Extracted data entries
>>>
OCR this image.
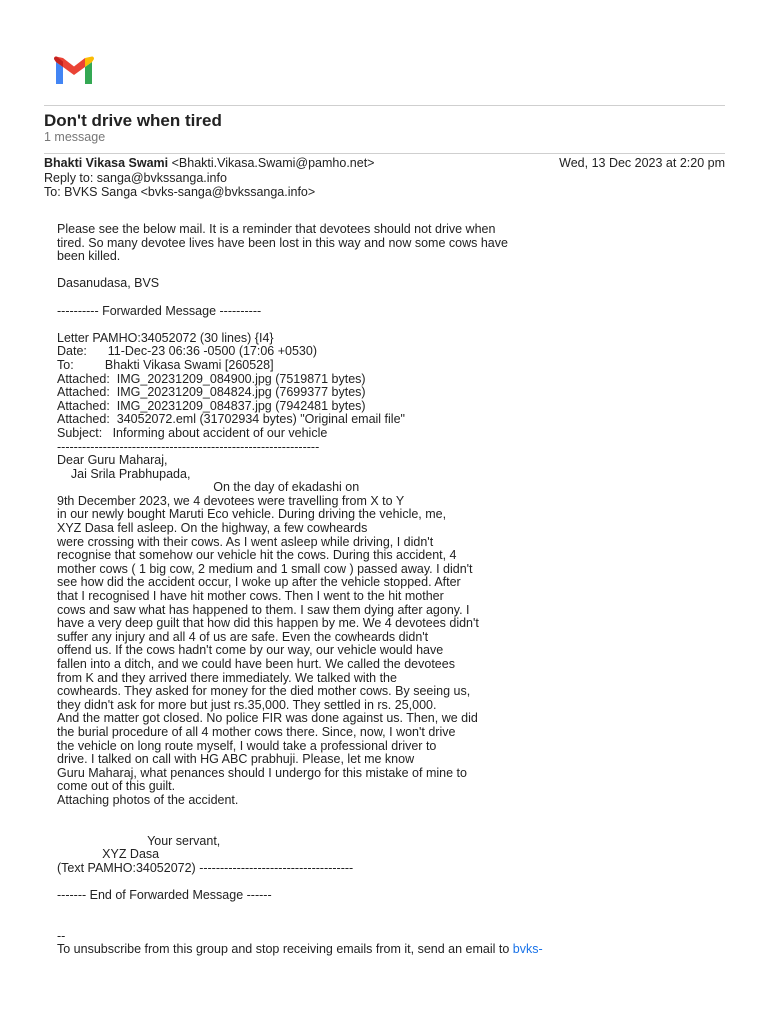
Don't drive when tired
1 message
Bhakti Vikasa Swami <Bhakti.Vikasa.Swami@pamho.net>	Wed, 13 Dec 2023 at 2:20 pm
Reply to: sanga@bvkssanga.info
To: BVKS Sanga <bvks-sanga@bvkssanga.info>
Please see the below mail. It is a reminder that devotees should not drive when
tired. So many devotee lives have been lost in this way and now some cows have
been killed.

Dasanudasa, BVS

---------- Forwarded Message ----------

Letter PAMHO:34052072 (30 lines) {I4}
Date:      11-Dec-23 06:36 -0500 (17:06 +0530)
To:         Bhakti Vikasa Swami [260528]
Attached:  IMG_20231209_084900.jpg (7519871 bytes)
Attached:  IMG_20231209_084824.jpg (7699377 bytes)
Attached:  IMG_20231209_084837.jpg (7942481 bytes)
Attached:  34052072.eml (31702934 bytes) "Original email file"
Subject:   Informing about accident of our vehicle
---------------------------------------------------------------
Dear Guru Maharaj,
Jai Srila Prabhupada,
On the day of ekadashi on
9th December 2023, we 4 devotees were travelling from X to Y
in our newly bought Maruti Eco vehicle. During driving the vehicle, me,
XYZ Dasa fell asleep. On the highway, a few cowheards
were crossing with their cows. As I went asleep while driving, I didn't
recognise that somehow our vehicle hit the cows. During this accident, 4
mother cows ( 1 big cow, 2 medium and 1 small cow ) passed away. I didn't
see how did the accident occur, I woke up after the vehicle stopped. After
that I recognised I have hit mother cows. Then I went to the hit mother
cows and saw what has happened to them. I saw them dying after agony. I
have a very deep guilt that how did this happen by me. We 4 devotees didn't
suffer any injury and all 4 of us are safe. Even the cowheards didn't
offend us. If the cows hadn't come by our way, our vehicle would have
fallen into a ditch, and we could have been hurt. We called the devotees
from K and they arrived there immediately. We talked with the
cowheards. They asked for money for the died mother cows. By seeing us,
they didn't ask for more but just rs.35,000. They settled in rs. 25,000.
And the matter got closed. No police FIR was done against us. Then, we did
the burial procedure of all 4 mother cows there. Since, now, I won't drive
the vehicle on long route myself, I would take a professional driver to
drive. I talked on call with HG ABC prabhuji. Please, let me know
Guru Maharaj, what penances should I undergo for this mistake of mine to
come out of this guilt.
Attaching photos of the accident.

Your servant,
XYZ Dasa
(Text PAMHO:34052072) -------------------------------------

------- End of Forwarded Message ------

--
To unsubscribe from this group and stop receiving emails from it, send an email to bvks-
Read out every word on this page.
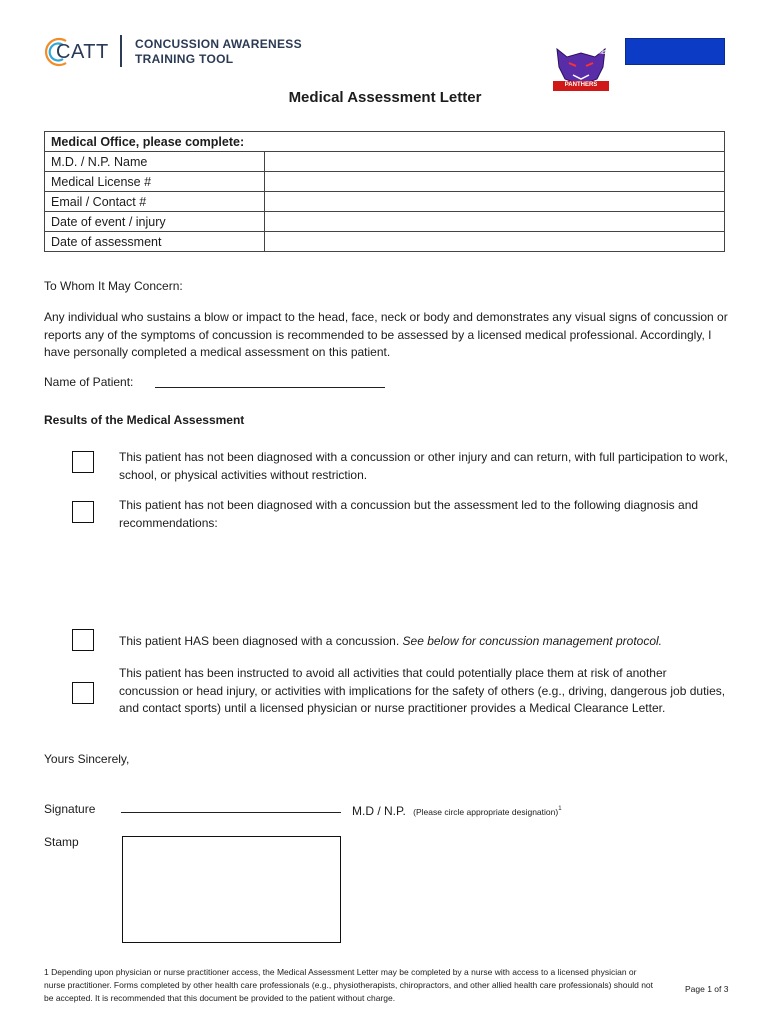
CATT CONCUSSION AWARENESS
TRAINING TOOL	LIONS
PANTHERS
Medical Assessment Letter
Medical Office, please complete:	
M.D. / N.P. Name	
Medical License #	
Email / Contact #	
Date of event / injury	
Date of assessment	
To Whom It May Concern:
Any individual who sustains a blow or impact to the head, face, neck or body and demonstrates any visual signs of concussion or reports any of the symptoms of concussion is recommended to be assessed by a licensed medical professional. Accordingly, I have personally completed a medical assessment on this patient.
Name of Patient:
Results of the Medical Assessment
This patient has not been diagnosed with a concussion or other injury and can return, with full participation to work, school, or physical activities without restriction.
This patient has not been diagnosed with a concussion but the assessment led to the following diagnosis and recommendations:
This patient HAS been diagnosed with a concussion. See below for concussion management protocol.
This patient has been instructed to avoid all activities that could potentially place them at risk of another concussion or head injury, or activities with implications for the safety of others (e.g., driving, dangerous job duties, and contact sports) until a licensed physician or nurse practitioner provides a Medical Clearance Letter.
Yours Sincerely,
Signature	M.D / N.P. (Please circle appropriate designation)$^1$
Stamp
1 Depending upon physician or nurse practitioner access, the Medical Assessment Letter may be completed by a nurse with access to a licensed physician or nurse practitioner. Forms completed by other health care professionals (e.g., physiotherapists, chiropractors, and other allied health care professionals) should not be accepted. It is recommended that this document be provided to the patient without charge.
Page 1 of 3
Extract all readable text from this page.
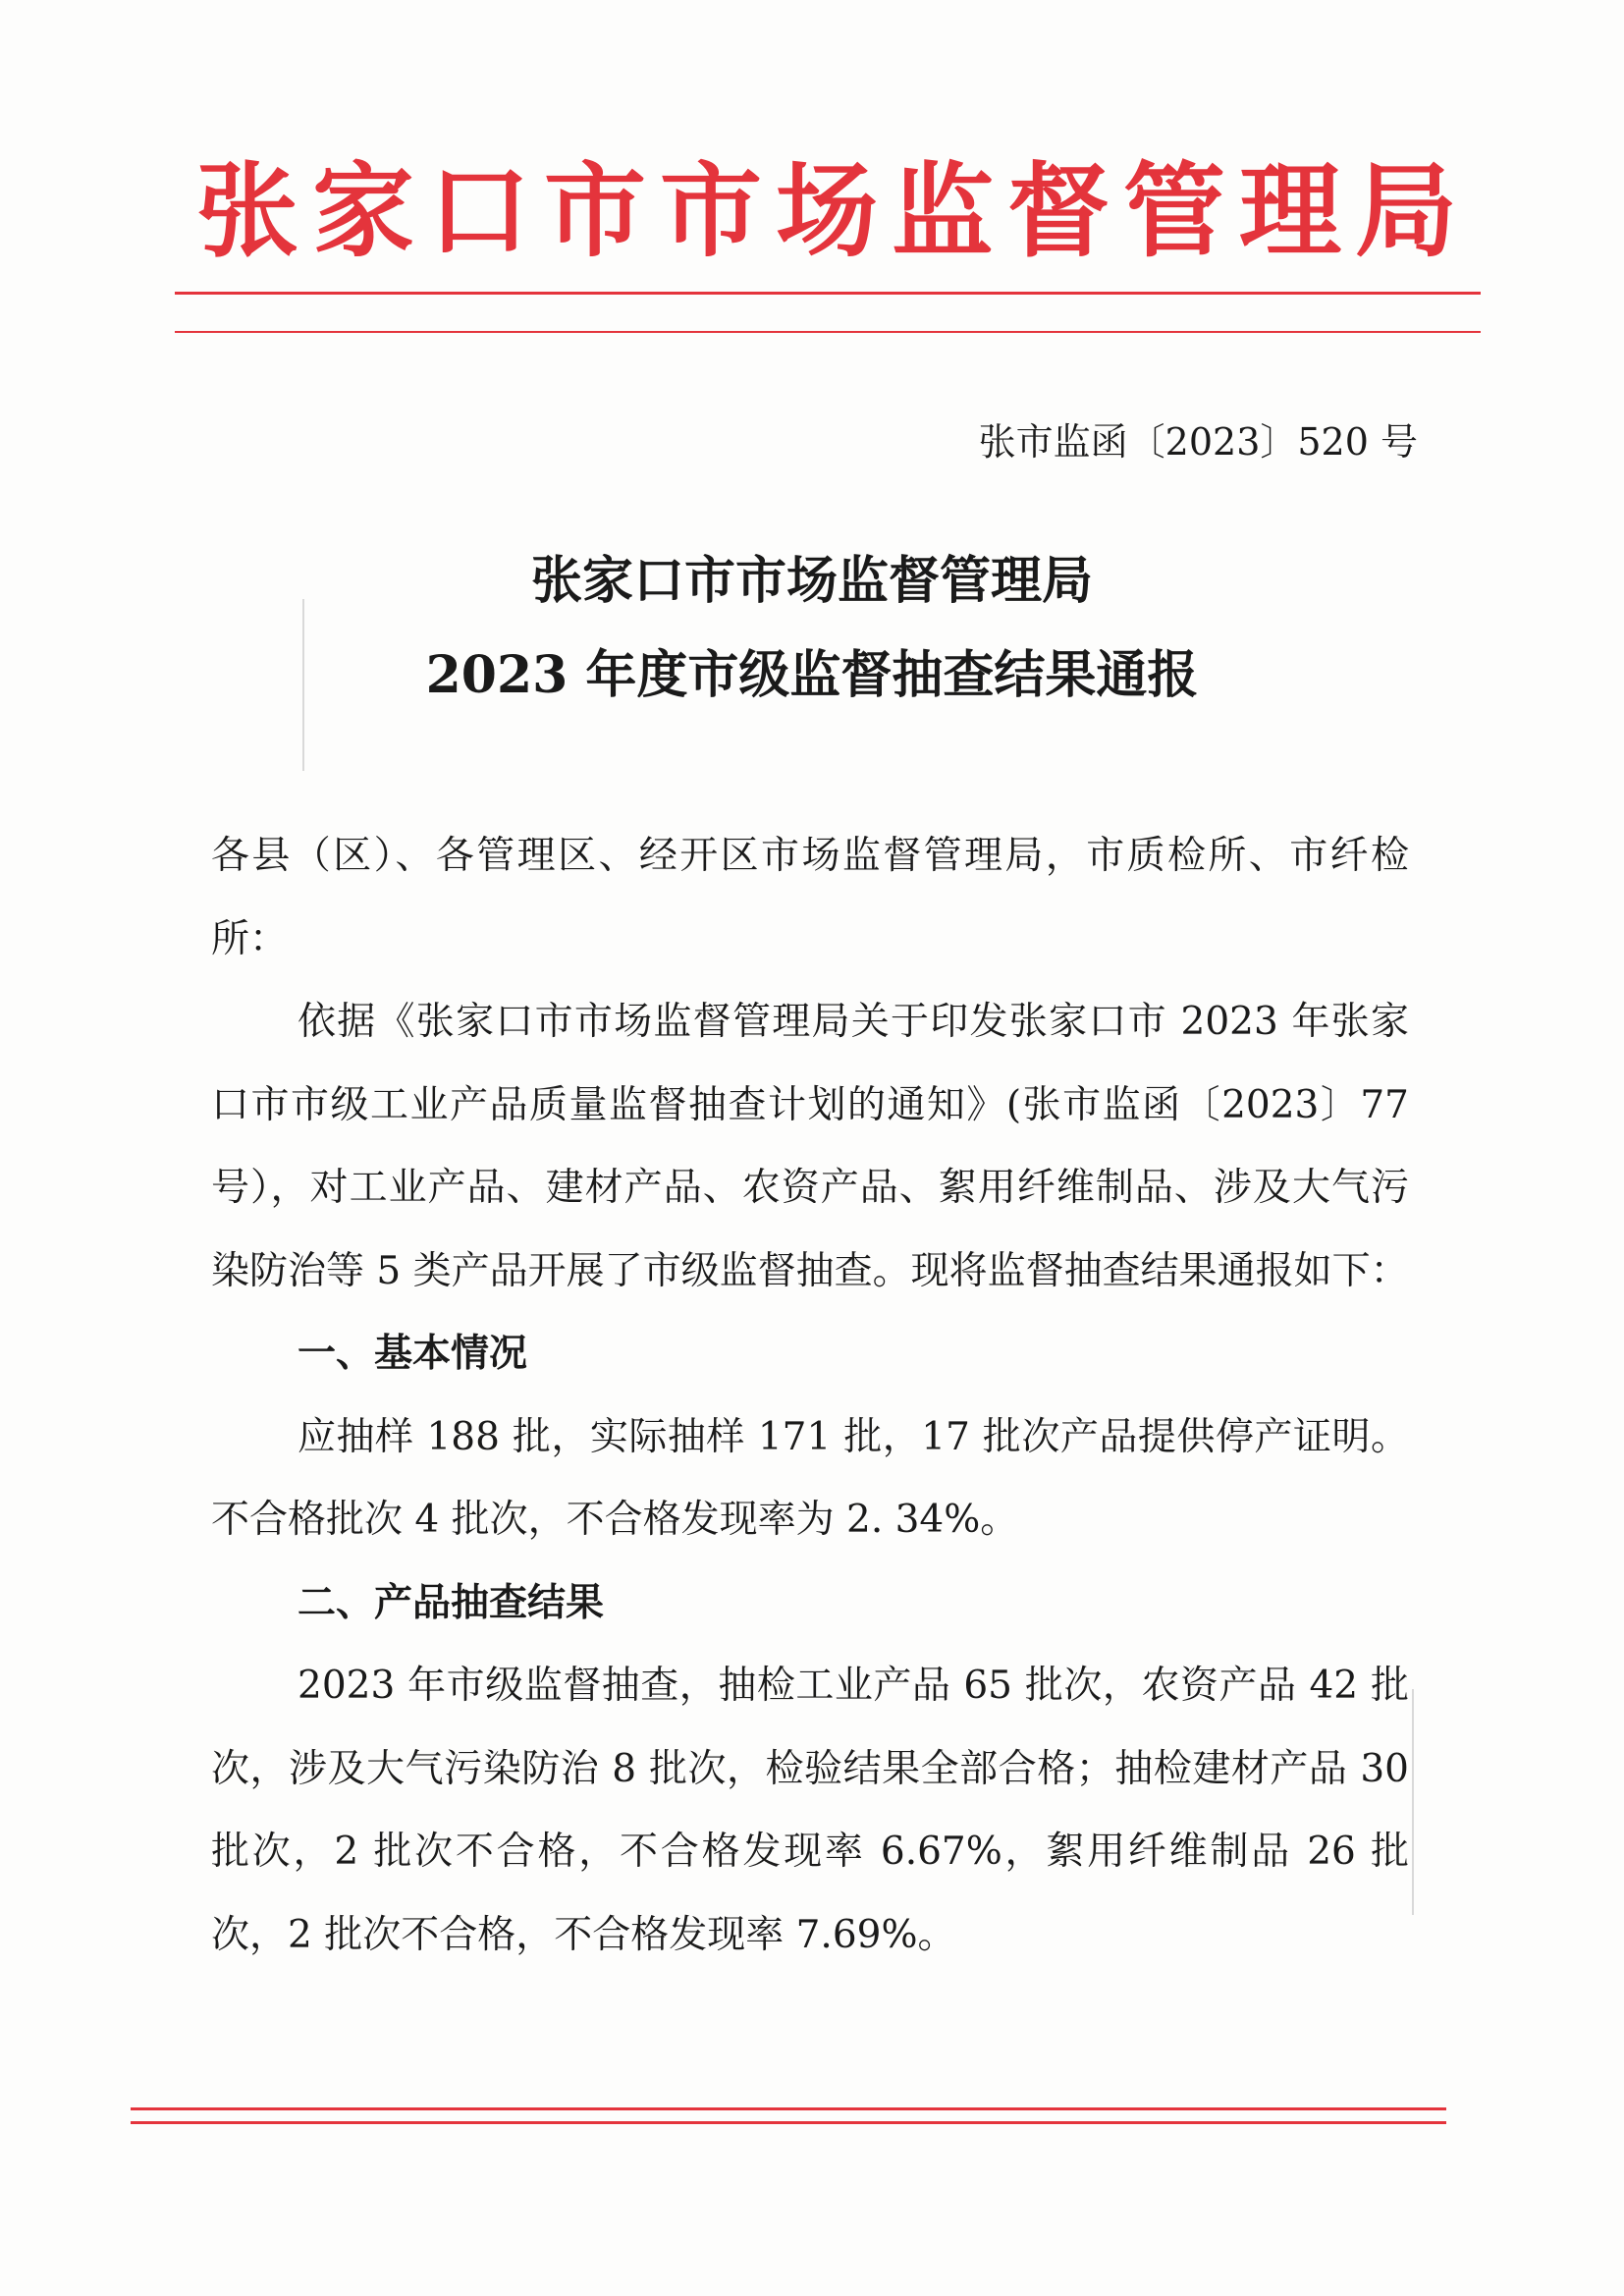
张家口市市场监督管理局
张市监函〔2023〕520 号
张家口市市场监督管理局
2023 年度市级监督抽查结果通报

各县（区）、各管理区、经开区市场监督管理局，市质检所、市纤检所：

依据《张家口市市场监督管理局关于印发张家口市 2023 年张家口市市级工业产品质量监督抽查计划的通知》(张市监函〔2023〕77 号），对工业产品、建材产品、农资产品、絮用纤维制品、涉及大气污染防治等 5 类产品开展了市级监督抽查。现将监督抽查结果通报如下：

一、基本情况

应抽样 188 批，实际抽样 171 批，17 批次产品提供停产证明。不合格批次 4 批次，不合格发现率为 2. 34%。

二、产品抽查结果

2023 年市级监督抽查，抽检工业产品 65 批次，农资产品 42 批次，涉及大气污染防治 8 批次，检验结果全部合格；抽检建材产品 30 批次，2 批次不合格，不合格发现率 6.67%，絮用纤维制品 26 批次，2 批次不合格，不合格发现率 7.69%。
<<<
Without including any pictures, reproduce the listing exactly.

*Task response:*
OCR this image.
Don't drive when tired
1 message
Bhakti Vikasa Swami <Bhakti.Vikasa.Swami@pamho.net>	Wed, 13 Dec 2023 at 2:20 pm
Reply to: sanga@bvkssanga.info
To: BVKS Sanga <bvks-sanga@bvkssanga.info>
Please see the below mail. It is a reminder that devotees should not drive when
tired. So many devotee lives have been lost in this way and now some cows have
been killed.

Dasanudasa, BVS

---------- Forwarded Message ----------

Letter PAMHO:34052072 (30 lines) {I4}
Date:      11-Dec-23 06:36 -0500 (17:06 +0530)
To:         Bhakti Vikasa Swami [260528]
Attached:  IMG_20231209_084900.jpg (7519871 bytes)
Attached:  IMG_20231209_084824.jpg (7699377 bytes)
Attached:  IMG_20231209_084837.jpg (7942481 bytes)
Attached:  34052072.eml (31702934 bytes) "Original email file"
Subject:   Informing about accident of our vehicle
---------------------------------------------------------------
Dear Guru Maharaj,
Jai Srila Prabhupada,
On the day of ekadashi on
9th December 2023, we 4 devotees were travelling from X to Y
in our newly bought Maruti Eco vehicle. During driving the vehicle, me,
XYZ Dasa fell asleep. On the highway, a few cowheards
were crossing with their cows. As I went asleep while driving, I didn't
recognise that somehow our vehicle hit the cows. During this accident, 4
mother cows ( 1 big cow, 2 medium and 1 small cow ) passed away. I didn't
see how did the accident occur, I woke up after the vehicle stopped. After
that I recognised I have hit mother cows. Then I went to the hit mother
cows and saw what has happened to them. I saw them dying after agony. I
have a very deep guilt that how did this happen by me. We 4 devotees didn't
suffer any injury and all 4 of us are safe. Even the cowheards didn't
offend us. If the cows hadn't come by our way, our vehicle would have
fallen into a ditch, and we could have been hurt. We called the devotees
from K and they arrived there immediately. We talked with the
cowheards. They asked for money for the died mother cows. By seeing us,
they didn't ask for more but just rs.35,000. They settled in rs. 25,000.
And the matter got closed. No police FIR was done against us. Then, we did
the burial procedure of all 4 mother cows there. Since, now, I won't drive
the vehicle on long route myself, I would take a professional driver to
drive. I talked on call with HG ABC prabhuji. Please, let me know
Guru Maharaj, what penances should I undergo for this mistake of mine to
come out of this guilt.
Attaching photos of the accident.

Your servant,
XYZ Dasa
(Text PAMHO:34052072) -------------------------------------

------- End of Forwarded Message ------

--
To unsubscribe from this group and stop receiving emails from it, send an email to bvks-
Read out every word on this page.
CATT CONCUSSION AWARENESS
TRAINING TOOL	LIONS
PANTHERS
Medical Assessment Letter
Medical Office, please complete:	
M.D. / N.P. Name	
Medical License #	
Email / Contact #	
Date of event / injury	
Date of assessment	
To Whom It May Concern:
Any individual who sustains a blow or impact to the head, face, neck or body and demonstrates any visual signs of concussion or reports any of the symptoms of concussion is recommended to be assessed by a licensed medical professional. Accordingly, I have personally completed a medical assessment on this patient.
Name of Patient:
Results of the Medical Assessment
This patient has not been diagnosed with a concussion or other injury and can return, with full participation to work, school, or physical activities without restriction.
This patient has not been diagnosed with a concussion but the assessment led to the following diagnosis and recommendations:
This patient HAS been diagnosed with a concussion. See below for concussion management protocol.
This patient has been instructed to avoid all activities that could potentially place them at risk of another concussion or head injury, or activities with implications for the safety of others (e.g., driving, dangerous job duties, and contact sports) until a licensed physician or nurse practitioner provides a Medical Clearance Letter.
Yours Sincerely,
Signature	M.D / N.P. (Please circle appropriate designation)$^1$
Stamp
1 Depending upon physician or nurse practitioner access, the Medical Assessment Letter may be completed by a nurse with access to a licensed physician or nurse practitioner. Forms completed by other health care professionals (e.g., physiotherapists, chiropractors, and other allied health care professionals) should not be accepted. It is recommended that this document be provided to the patient without charge.
Page 1 of 3
Extract all readable text from this page.
张家口市市场监督管理局
张市监函〔2023〕520 号
张家口市市场监督管理局
2023 年度市级监督抽查结果通报

各县（区）、各管理区、经开区市场监督管理局，市质检所、市纤检所：

依据《张家口市市场监督管理局关于印发张家口市 2023 年张家口市市级工业产品质量监督抽查计划的通知》(张市监函〔2023〕77 号），对工业产品、建材产品、农资产品、絮用纤维制品、涉及大气污染防治等 5 类产品开展了市级监督抽查。现将监督抽查结果通报如下：

一、基本情况

应抽样 188 批，实际抽样 171 批，17 批次产品提供停产证明。不合格批次 4 批次，不合格发现率为 2. 34%。

二、产品抽查结果

2023 年市级监督抽查，抽检工业产品 65 批次，农资产品 42 批次，涉及大气污染防治 8 批次，检验结果全部合格；抽检建材产品 30 批次，2 批次不合格，不合格发现率 6.67%，絮用纤维制品 26 批次，2 批次不合格，不合格发现率 7.69%。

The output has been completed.